SET EXERCISE: Lines containing the word "pathologique" are the ones to copy from the records below.
§
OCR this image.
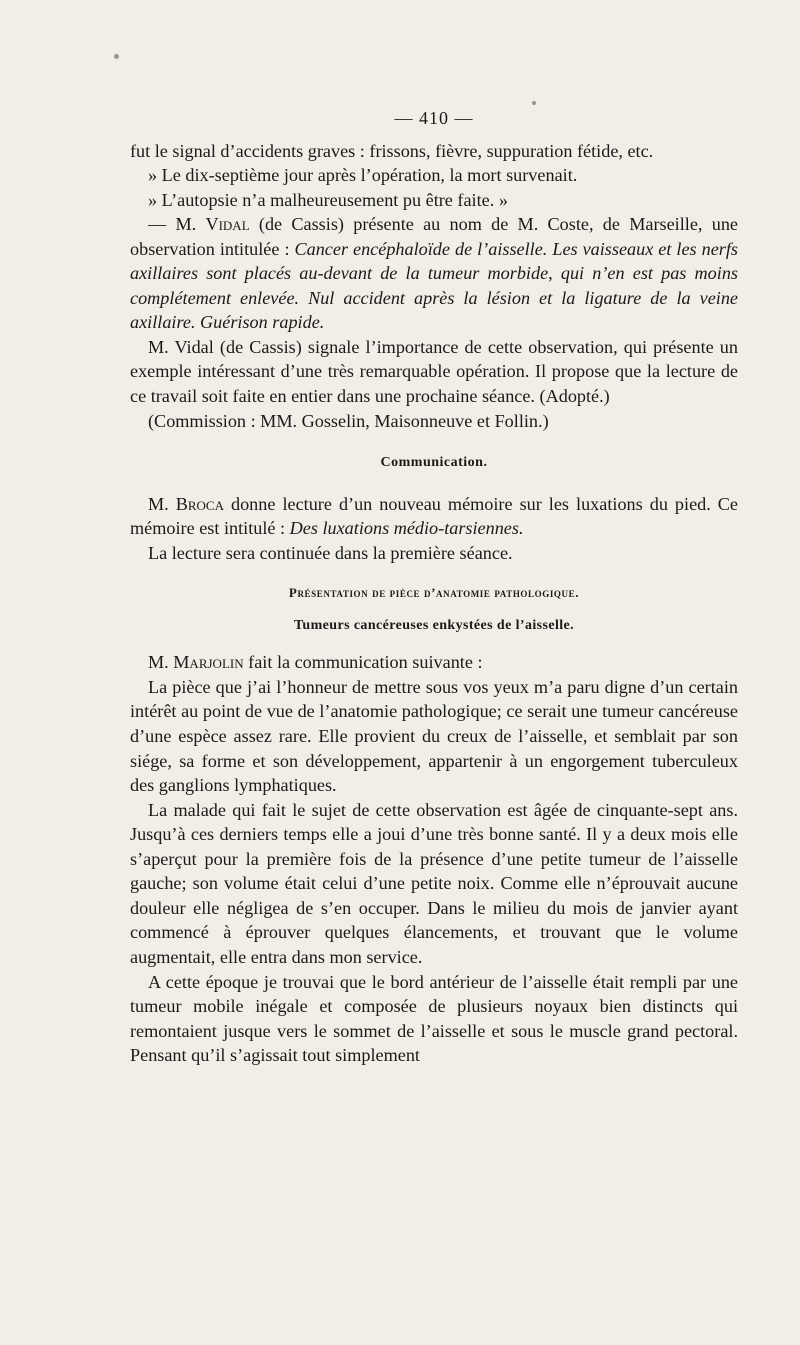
— 410 —

fut le signal d’accidents graves : frissons, fièvre, suppuration fétide, etc.

» Le dix-septième jour après l’opération, la mort survenait.

» L’autopsie n’a malheureusement pu être faite. »

— M. Vidal (de Cassis) présente au nom de M. Coste, de Marseille, une observation intitulée : Cancer encéphaloïde de l’aisselle. Les vaisseaux et les nerfs axillaires sont placés au-devant de la tumeur morbide, qui n’en est pas moins complétement enlevée. Nul accident après la lésion et la ligature de la veine axillaire. Guérison rapide.

M. Vidal (de Cassis) signale l’importance de cette observation, qui présente un exemple intéressant d’une très remarquable opération. Il propose que la lecture de ce travail soit faite en entier dans une prochaine séance. (Adopté.)

(Commission : MM. Gosselin, Maisonneuve et Follin.)

Communication.

M. Broca donne lecture d’un nouveau mémoire sur les luxations du pied. Ce mémoire est intitulé : Des luxations médio-tarsiennes.

La lecture sera continuée dans la première séance.

Présentation de pièce d’anatomie pathologique.
Tumeurs cancéreuses enkystées de l’aisselle.

M. Marjolin fait la communication suivante :

La pièce que j’ai l’honneur de mettre sous vos yeux m’a paru digne d’un certain intérêt au point de vue de l’anatomie pathologique; ce serait une tumeur cancéreuse d’une espèce assez rare. Elle provient du creux de l’aisselle, et semblait par son siége, sa forme et son développement, appartenir à un engorgement tuberculeux des ganglions lymphatiques.

La malade qui fait le sujet de cette observation est âgée de cinquante-sept ans. Jusqu’à ces derniers temps elle a joui d’une très bonne santé. Il y a deux mois elle s’aperçut pour la première fois de la présence d’une petite tumeur de l’aisselle gauche; son volume était celui d’une petite noix. Comme elle n’éprouvait aucune douleur elle négligea de s’en occuper. Dans le milieu du mois de janvier ayant commencé à éprouver quelques élancements, et trouvant que le volume augmentait, elle entra dans mon service.

A cette époque je trouvai que le bord antérieur de l’aisselle était rempli par une tumeur mobile inégale et composée de plusieurs noyaux bien distincts qui remontaient jusque vers le sommet de l’aisselle et sous le muscle grand pectoral. Pensant qu’il s’agissait tout simplement
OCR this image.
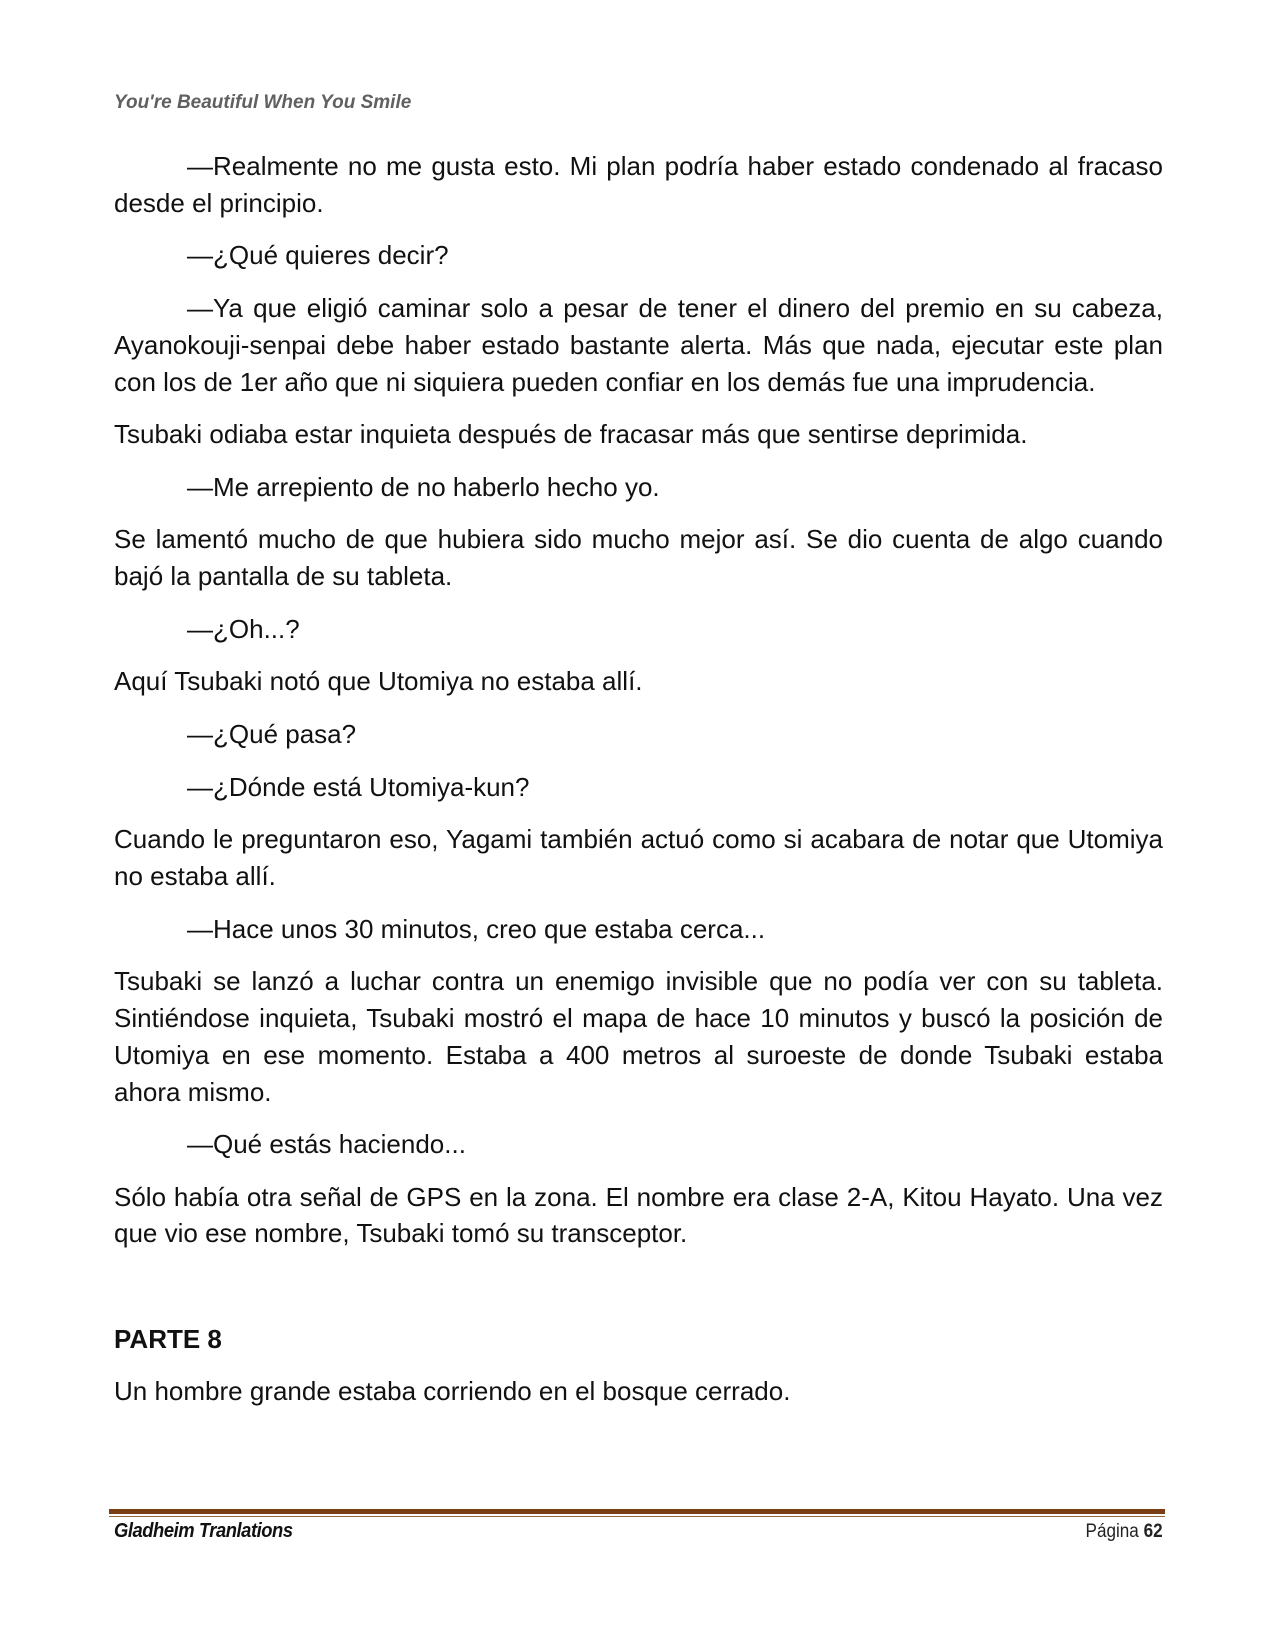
You're Beautiful When You Smile

—Realmente no me gusta esto. Mi plan podría haber estado condenado al fracaso desde el principio.

—¿Qué quieres decir?

—Ya que eligió caminar solo a pesar de tener el dinero del premio en su cabeza, Ayanokouji-senpai debe haber estado bastante alerta. Más que nada, ejecutar este plan con los de 1er año que ni siquiera pueden confiar en los demás fue una imprudencia.

Tsubaki odiaba estar inquieta después de fracasar más que sentirse deprimida.

—Me arrepiento de no haberlo hecho yo.

Se lamentó mucho de que hubiera sido mucho mejor así. Se dio cuenta de algo cuando bajó la pantalla de su tableta.

—¿Oh...?

Aquí Tsubaki notó que Utomiya no estaba allí.

—¿Qué pasa?

—¿Dónde está Utomiya-kun?

Cuando le preguntaron eso, Yagami también actuó como si acabara de notar que Utomiya no estaba allí.

—Hace unos 30 minutos, creo que estaba cerca...

Tsubaki se lanzó a luchar contra un enemigo invisible que no podía ver con su tableta. Sintiéndose inquieta, Tsubaki mostró el mapa de hace 10 minutos y buscó la posición de Utomiya en ese momento. Estaba a 400 metros al suroeste de donde Tsubaki estaba ahora mismo.

—Qué estás haciendo...

Sólo había otra señal de GPS en la zona. El nombre era clase 2-A, Kitou Hayato. Una vez que vio ese nombre, Tsubaki tomó su transceptor.

PARTE 8

Un hombre grande estaba corriendo en el bosque cerrado.

Gladheim Tranlations	Página 62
§
COMPLETE OUTPUT:
Présentation de pièce d’anatomie pathologique.
La pièce que j’ai l’honneur de mettre sous vos yeux m’a paru digne d’un certain intérêt au point de vue de l’anatomie pathologique; ce serait une tumeur cancéreuse d’une espèce assez rare. Elle provient du creux de l’aisselle, et semblait par son siége, sa forme et son développement, appartenir à un engorgement tuberculeux des ganglions lymphatiques.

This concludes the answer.